* RECORDS FOR THIS EXERCISE
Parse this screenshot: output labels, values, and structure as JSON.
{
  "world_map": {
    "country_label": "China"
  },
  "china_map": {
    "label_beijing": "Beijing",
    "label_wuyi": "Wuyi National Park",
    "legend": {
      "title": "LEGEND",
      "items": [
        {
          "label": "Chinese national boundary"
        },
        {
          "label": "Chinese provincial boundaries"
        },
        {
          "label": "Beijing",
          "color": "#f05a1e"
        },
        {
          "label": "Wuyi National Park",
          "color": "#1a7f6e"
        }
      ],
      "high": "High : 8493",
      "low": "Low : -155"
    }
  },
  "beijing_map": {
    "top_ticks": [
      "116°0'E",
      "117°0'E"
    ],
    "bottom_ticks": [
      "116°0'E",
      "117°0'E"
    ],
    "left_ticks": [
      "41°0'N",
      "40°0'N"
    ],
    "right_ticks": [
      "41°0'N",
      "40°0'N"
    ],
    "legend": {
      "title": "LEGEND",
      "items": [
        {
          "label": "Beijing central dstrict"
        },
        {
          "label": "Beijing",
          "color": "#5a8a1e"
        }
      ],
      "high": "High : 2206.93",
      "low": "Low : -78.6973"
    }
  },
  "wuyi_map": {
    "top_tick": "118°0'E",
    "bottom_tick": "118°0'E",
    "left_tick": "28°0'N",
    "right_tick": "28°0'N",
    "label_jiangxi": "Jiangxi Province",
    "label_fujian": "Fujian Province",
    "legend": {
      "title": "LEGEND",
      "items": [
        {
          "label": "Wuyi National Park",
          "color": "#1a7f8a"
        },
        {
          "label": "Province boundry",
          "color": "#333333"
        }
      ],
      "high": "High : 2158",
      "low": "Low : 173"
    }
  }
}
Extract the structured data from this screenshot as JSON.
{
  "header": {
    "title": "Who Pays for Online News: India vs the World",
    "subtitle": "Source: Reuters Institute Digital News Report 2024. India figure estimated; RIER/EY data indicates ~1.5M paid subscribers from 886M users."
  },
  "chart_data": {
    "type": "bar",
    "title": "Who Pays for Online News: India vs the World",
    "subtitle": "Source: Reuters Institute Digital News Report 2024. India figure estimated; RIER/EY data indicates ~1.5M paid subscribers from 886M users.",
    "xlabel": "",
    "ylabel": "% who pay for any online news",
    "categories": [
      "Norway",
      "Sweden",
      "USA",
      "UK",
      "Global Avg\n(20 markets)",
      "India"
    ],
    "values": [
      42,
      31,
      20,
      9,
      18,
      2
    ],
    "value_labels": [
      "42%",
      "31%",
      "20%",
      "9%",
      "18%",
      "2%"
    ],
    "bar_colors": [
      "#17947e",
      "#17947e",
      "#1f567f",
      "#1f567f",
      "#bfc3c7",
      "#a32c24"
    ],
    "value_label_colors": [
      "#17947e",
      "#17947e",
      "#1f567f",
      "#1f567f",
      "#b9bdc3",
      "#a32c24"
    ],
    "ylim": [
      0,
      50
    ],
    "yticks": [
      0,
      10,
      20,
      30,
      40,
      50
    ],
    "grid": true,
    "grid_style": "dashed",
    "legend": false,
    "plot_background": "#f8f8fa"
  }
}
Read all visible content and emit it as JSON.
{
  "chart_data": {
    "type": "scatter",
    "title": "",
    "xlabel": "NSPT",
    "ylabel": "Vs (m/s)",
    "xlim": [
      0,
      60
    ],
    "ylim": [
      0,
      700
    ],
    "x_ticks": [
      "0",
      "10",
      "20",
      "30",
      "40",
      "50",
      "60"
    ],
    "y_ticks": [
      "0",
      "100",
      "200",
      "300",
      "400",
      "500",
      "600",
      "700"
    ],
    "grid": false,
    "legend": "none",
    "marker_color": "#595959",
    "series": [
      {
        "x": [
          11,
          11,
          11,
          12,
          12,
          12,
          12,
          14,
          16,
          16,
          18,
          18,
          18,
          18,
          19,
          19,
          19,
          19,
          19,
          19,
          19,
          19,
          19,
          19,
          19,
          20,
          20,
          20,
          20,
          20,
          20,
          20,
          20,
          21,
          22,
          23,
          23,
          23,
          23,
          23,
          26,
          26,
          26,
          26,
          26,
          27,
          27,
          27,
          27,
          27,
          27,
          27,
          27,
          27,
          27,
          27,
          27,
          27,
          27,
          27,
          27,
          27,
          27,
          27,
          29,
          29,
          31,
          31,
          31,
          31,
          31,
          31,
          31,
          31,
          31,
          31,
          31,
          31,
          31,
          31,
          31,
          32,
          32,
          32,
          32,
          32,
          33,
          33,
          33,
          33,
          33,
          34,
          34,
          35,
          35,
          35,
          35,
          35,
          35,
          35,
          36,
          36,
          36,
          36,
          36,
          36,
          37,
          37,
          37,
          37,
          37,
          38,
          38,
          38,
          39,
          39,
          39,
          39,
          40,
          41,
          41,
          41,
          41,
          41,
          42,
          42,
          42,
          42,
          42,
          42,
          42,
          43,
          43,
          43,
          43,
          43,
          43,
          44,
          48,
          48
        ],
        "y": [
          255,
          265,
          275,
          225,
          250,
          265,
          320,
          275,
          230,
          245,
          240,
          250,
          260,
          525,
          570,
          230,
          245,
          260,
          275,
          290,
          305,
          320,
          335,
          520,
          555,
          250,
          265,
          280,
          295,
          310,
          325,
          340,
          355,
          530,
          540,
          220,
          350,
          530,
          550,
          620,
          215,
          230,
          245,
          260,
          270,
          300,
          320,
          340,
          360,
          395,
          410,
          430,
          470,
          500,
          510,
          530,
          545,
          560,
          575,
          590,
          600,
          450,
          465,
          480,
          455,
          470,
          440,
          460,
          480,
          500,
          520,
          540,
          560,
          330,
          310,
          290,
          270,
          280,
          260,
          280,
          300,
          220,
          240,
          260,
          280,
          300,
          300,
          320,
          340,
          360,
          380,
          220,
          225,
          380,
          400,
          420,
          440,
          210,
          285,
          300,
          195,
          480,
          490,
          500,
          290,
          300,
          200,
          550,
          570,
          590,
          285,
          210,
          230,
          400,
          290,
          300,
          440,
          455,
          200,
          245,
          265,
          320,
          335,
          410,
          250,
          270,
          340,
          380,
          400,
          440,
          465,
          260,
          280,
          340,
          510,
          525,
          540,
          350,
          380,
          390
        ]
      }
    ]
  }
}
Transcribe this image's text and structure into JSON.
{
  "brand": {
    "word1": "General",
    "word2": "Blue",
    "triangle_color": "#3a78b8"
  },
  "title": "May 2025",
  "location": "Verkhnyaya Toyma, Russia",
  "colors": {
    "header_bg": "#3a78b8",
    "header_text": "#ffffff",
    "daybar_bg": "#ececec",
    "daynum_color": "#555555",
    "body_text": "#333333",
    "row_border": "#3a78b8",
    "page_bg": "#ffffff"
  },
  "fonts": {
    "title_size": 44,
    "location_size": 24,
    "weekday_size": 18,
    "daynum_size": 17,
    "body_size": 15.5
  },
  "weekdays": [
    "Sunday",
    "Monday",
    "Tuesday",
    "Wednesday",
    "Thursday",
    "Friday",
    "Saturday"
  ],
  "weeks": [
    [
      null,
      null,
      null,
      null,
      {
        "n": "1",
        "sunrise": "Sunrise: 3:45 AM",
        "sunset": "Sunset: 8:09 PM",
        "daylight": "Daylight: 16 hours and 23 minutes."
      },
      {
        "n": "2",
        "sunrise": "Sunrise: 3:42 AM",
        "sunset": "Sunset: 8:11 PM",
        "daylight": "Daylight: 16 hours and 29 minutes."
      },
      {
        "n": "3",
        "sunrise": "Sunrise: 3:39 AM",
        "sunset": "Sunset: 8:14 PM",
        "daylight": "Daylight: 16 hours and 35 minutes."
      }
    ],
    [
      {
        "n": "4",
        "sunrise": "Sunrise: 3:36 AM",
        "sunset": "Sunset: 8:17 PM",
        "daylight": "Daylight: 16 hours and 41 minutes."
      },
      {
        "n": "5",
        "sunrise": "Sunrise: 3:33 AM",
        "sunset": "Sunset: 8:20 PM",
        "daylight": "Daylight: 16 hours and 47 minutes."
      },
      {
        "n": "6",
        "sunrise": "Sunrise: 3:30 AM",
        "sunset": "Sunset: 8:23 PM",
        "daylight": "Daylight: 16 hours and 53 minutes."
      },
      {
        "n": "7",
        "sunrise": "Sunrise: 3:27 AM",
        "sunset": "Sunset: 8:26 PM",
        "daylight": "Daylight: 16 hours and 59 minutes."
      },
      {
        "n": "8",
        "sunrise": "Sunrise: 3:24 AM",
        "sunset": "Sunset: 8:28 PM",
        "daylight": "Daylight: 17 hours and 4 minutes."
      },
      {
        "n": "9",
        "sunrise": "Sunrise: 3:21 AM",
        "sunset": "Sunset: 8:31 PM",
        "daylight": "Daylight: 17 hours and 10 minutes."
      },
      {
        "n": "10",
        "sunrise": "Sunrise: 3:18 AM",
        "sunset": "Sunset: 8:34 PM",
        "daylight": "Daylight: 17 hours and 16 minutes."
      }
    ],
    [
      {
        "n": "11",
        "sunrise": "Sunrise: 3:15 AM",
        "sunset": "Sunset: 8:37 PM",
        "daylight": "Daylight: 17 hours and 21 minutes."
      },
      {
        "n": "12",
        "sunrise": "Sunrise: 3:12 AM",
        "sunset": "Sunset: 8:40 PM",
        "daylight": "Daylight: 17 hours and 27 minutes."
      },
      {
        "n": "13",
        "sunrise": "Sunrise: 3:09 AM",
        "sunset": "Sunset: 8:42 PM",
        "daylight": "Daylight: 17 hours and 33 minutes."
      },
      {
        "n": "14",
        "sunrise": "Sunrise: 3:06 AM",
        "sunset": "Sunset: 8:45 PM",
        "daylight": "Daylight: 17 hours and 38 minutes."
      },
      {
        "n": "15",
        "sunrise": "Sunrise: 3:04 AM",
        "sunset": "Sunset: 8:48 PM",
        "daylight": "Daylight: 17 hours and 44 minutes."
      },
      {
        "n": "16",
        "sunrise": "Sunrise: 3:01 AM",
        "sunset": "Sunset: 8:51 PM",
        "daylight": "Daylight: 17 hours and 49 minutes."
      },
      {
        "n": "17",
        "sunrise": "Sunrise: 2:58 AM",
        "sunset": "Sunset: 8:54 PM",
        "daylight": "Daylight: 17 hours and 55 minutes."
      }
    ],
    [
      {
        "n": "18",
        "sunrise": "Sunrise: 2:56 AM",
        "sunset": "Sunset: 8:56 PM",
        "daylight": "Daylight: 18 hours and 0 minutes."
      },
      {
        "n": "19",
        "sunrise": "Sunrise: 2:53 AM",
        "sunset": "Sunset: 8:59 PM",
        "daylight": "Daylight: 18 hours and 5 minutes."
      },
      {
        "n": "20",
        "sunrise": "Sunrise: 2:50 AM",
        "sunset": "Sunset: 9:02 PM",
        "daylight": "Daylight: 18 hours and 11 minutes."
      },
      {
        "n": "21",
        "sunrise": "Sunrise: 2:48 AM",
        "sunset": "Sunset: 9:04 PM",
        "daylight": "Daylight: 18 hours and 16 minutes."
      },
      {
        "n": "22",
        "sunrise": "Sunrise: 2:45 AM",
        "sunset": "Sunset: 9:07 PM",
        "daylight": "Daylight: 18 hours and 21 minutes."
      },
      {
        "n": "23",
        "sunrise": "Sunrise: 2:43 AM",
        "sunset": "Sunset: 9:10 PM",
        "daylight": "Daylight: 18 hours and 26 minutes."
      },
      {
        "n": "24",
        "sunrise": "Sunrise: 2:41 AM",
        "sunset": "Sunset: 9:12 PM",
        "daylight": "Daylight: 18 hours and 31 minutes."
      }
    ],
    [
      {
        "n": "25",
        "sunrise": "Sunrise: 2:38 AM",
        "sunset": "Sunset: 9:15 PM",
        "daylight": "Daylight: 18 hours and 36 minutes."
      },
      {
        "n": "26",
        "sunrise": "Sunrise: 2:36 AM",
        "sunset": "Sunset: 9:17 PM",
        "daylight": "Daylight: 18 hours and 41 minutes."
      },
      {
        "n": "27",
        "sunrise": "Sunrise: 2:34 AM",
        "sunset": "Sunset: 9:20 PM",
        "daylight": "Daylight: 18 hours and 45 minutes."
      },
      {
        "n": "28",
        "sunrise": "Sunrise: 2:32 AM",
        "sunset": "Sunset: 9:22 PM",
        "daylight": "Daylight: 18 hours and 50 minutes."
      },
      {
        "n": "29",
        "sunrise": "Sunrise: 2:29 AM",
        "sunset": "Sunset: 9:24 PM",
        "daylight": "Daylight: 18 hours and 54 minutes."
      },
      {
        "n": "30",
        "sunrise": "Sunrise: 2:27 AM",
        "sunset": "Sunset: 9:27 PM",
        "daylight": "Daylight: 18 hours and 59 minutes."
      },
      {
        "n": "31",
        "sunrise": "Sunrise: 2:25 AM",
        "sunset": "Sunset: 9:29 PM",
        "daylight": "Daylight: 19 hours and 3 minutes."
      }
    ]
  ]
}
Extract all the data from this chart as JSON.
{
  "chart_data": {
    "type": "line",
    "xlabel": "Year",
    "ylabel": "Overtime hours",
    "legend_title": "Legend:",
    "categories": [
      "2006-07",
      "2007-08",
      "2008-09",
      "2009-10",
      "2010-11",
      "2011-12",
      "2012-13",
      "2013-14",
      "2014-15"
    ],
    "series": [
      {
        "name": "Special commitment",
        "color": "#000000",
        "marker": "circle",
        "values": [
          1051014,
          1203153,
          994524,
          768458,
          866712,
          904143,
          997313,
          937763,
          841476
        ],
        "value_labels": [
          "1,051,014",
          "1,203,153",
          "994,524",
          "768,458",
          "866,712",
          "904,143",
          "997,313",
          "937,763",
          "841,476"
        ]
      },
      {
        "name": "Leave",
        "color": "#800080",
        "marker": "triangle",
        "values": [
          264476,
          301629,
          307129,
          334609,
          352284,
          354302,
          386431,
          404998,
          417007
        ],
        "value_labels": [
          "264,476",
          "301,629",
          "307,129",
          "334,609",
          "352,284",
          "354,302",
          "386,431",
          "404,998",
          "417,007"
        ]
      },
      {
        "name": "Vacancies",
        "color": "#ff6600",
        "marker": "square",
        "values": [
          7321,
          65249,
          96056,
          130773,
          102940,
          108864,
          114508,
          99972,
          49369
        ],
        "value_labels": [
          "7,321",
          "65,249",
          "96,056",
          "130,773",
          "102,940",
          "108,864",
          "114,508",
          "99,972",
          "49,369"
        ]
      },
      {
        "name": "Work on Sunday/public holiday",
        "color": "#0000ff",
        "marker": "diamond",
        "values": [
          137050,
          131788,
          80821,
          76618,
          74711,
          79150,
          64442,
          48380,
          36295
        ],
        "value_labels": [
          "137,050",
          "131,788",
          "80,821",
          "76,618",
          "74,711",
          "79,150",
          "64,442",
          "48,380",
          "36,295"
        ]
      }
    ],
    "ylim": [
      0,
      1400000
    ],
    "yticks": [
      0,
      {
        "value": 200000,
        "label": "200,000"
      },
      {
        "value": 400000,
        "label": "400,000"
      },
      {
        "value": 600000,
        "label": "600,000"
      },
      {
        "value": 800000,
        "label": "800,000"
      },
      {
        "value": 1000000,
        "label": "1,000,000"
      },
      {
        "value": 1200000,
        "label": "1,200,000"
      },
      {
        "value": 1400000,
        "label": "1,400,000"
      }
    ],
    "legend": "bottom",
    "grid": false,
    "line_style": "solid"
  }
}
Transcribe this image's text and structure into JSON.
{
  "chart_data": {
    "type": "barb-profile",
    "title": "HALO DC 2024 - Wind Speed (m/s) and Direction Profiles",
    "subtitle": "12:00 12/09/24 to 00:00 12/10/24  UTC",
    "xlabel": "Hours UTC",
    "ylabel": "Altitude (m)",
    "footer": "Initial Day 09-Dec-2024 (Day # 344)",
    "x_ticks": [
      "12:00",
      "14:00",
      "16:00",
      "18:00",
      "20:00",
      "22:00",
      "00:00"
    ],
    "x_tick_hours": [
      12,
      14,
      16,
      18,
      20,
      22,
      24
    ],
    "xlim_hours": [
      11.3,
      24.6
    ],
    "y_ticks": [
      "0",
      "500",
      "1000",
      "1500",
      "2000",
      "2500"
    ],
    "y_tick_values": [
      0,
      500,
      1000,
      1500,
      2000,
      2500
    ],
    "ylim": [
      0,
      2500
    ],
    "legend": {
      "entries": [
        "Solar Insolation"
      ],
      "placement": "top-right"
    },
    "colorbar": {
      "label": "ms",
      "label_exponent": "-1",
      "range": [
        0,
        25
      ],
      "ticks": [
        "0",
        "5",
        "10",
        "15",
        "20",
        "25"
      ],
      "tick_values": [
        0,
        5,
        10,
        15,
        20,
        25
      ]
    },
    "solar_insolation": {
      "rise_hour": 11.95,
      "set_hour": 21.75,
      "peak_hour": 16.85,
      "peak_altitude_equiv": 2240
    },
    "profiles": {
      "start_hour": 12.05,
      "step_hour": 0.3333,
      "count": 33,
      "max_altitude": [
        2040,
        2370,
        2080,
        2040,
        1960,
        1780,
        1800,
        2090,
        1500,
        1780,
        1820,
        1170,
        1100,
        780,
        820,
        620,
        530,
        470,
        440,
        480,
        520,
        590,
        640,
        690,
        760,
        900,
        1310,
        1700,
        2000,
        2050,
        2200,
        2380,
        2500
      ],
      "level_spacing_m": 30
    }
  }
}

* PROMPT
Say the number of lines in the records above that include the string "High", and no more.

* SOLVED EXERCISE
3